#### Recorded data ####
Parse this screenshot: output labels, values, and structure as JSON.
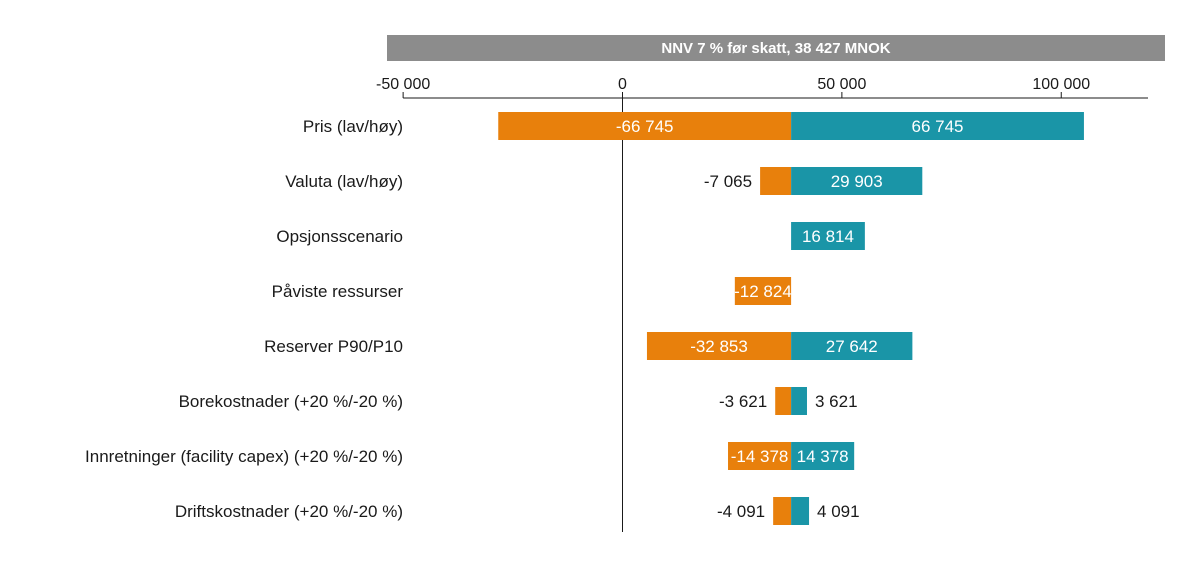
{
  "colors": {
    "low": "#E8800C",
    "high": "#1A95A7",
    "banner": "#8C8C8C",
    "text": "#1a1a1a",
    "inside_label": "#ffffff"
  },
  "chart_data": {
    "type": "bar",
    "subtype": "tornado",
    "title": "NNV 7 % før skatt, 38 427 MNOK",
    "base_value": 38427,
    "xlim": [
      -50000,
      120000
    ],
    "x_ticks": [
      -50000,
      0,
      50000,
      100000
    ],
    "x_tick_labels": [
      "-50 000",
      "0",
      "50 000",
      "100 000"
    ],
    "categories": [
      "Pris (lav/høy)",
      "Valuta (lav/høy)",
      "Opsjonsscenario",
      "Påviste ressurser",
      "Reserver P90/P10",
      "Borekostnader (+20 %/-20 %)",
      "Innretninger (facility capex) (+20 %/-20 %)",
      "Driftskostnader (+20 %/-20 %)"
    ],
    "series": [
      {
        "name": "low",
        "values": [
          -66745,
          -7065,
          null,
          -12824,
          -32853,
          -3621,
          -14378,
          -4091
        ],
        "labels": [
          "-66 745",
          "-7 065",
          null,
          "-12 824",
          "-32 853",
          "-3 621",
          "-14 378",
          "-4 091"
        ]
      },
      {
        "name": "high",
        "values": [
          66745,
          29903,
          16814,
          null,
          27642,
          3621,
          14378,
          4091
        ],
        "labels": [
          "66 745",
          "29 903",
          "16 814",
          null,
          "27 642",
          "3 621",
          "14 378",
          "4 091"
        ]
      }
    ],
    "grid": false,
    "legend": "none"
  }
}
####
*What is asked*:
Quote the preceding listing precisely and completely, omitting its images.

*Exercise solution*:
Parse this screenshot: output labels, values, and structure as JSON.
{
  "colors": {
    "low": "#E8800C",
    "high": "#1A95A7",
    "banner": "#8C8C8C",
    "text": "#1a1a1a",
    "inside_label": "#ffffff"
  },
  "chart_data": {
    "type": "bar",
    "subtype": "tornado",
    "title": "NNV 7 % før skatt, 38 427 MNOK",
    "base_value": 38427,
    "xlim": [
      -50000,
      120000
    ],
    "x_ticks": [
      -50000,
      0,
      50000,
      100000
    ],
    "x_tick_labels": [
      "-50 000",
      "0",
      "50 000",
      "100 000"
    ],
    "categories": [
      "Pris (lav/høy)",
      "Valuta (lav/høy)",
      "Opsjonsscenario",
      "Påviste ressurser",
      "Reserver P90/P10",
      "Borekostnader (+20 %/-20 %)",
      "Innretninger (facility capex) (+20 %/-20 %)",
      "Driftskostnader (+20 %/-20 %)"
    ],
    "series": [
      {
        "name": "low",
        "values": [
          -66745,
          -7065,
          null,
          -12824,
          -32853,
          -3621,
          -14378,
          -4091
        ],
        "labels": [
          "-66 745",
          "-7 065",
          null,
          "-12 824",
          "-32 853",
          "-3 621",
          "-14 378",
          "-4 091"
        ]
      },
      {
        "name": "high",
        "values": [
          66745,
          29903,
          16814,
          null,
          27642,
          3621,
          14378,
          4091
        ],
        "labels": [
          "66 745",
          "29 903",
          "16 814",
          null,
          "27 642",
          "3 621",
          "14 378",
          "4 091"
        ]
      }
    ],
    "grid": false,
    "legend": "none"
  }
}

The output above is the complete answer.